* [Input for this task]:
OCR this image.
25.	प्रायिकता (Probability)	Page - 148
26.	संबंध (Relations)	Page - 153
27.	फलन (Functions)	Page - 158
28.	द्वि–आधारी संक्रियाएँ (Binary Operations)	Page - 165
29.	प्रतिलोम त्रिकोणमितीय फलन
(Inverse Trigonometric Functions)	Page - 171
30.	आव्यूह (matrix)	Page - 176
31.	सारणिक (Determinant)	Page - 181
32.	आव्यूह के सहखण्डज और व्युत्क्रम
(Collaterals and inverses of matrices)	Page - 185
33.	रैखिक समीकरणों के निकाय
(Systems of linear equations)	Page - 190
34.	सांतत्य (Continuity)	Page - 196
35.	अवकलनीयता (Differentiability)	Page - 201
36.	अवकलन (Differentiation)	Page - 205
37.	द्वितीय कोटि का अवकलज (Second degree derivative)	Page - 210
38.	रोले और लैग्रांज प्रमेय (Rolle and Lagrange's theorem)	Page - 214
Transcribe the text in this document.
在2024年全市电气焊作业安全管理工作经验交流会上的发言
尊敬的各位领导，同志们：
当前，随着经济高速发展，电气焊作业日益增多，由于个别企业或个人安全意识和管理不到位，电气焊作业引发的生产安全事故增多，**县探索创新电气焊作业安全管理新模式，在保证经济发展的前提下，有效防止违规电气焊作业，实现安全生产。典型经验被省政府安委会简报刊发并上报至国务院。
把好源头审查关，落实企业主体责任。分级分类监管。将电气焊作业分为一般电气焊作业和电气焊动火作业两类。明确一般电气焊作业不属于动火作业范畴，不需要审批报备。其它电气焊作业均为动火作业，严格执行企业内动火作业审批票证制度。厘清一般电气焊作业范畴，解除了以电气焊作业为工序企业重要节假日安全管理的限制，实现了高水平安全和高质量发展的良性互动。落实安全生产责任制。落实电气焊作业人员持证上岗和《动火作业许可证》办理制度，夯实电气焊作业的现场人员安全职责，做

* [What is required]: Every record shown above should be written out again exactly.

* [Response below]:
OCR this image.
25.	प्रायिकता (Probability)	Page - 148
26.	संबंध (Relations)	Page - 153
27.	फलन (Functions)	Page - 158
28.	द्वि–आधारी संक्रियाएँ (Binary Operations)	Page - 165
29.	प्रतिलोम त्रिकोणमितीय फलन
(Inverse Trigonometric Functions)	Page - 171
30.	आव्यूह (matrix)	Page - 176
31.	सारणिक (Determinant)	Page - 181
32.	आव्यूह के सहखण्डज और व्युत्क्रम
(Collaterals and inverses of matrices)	Page - 185
33.	रैखिक समीकरणों के निकाय
(Systems of linear equations)	Page - 190
34.	सांतत्य (Continuity)	Page - 196
35.	अवकलनीयता (Differentiability)	Page - 201
36.	अवकलन (Differentiation)	Page - 205
37.	द्वितीय कोटि का अवकलज (Second degree derivative)	Page - 210
38.	रोले और लैग्रांज प्रमेय (Rolle and Lagrange's theorem)	Page - 214
Transcribe the text in this document.
在2024年全市电气焊作业安全管理工作经验交流会上的发言
尊敬的各位领导，同志们：
当前，随着经济高速发展，电气焊作业日益增多，由于个别企业或个人安全意识和管理不到位，电气焊作业引发的生产安全事故增多，**县探索创新电气焊作业安全管理新模式，在保证经济发展的前提下，有效防止违规电气焊作业，实现安全生产。典型经验被省政府安委会简报刊发并上报至国务院。
把好源头审查关，落实企业主体责任。分级分类监管。将电气焊作业分为一般电气焊作业和电气焊动火作业两类。明确一般电气焊作业不属于动火作业范畴，不需要审批报备。其它电气焊作业均为动火作业，严格执行企业内动火作业审批票证制度。厘清一般电气焊作业范畴，解除了以电气焊作业为工序企业重要节假日安全管理的限制，实现了高水平安全和高质量发展的良性互动。落实安全生产责任制。落实电气焊作业人员持证上岗和《动火作业许可证》办理制度，夯实电气焊作业的现场人员安全职责，做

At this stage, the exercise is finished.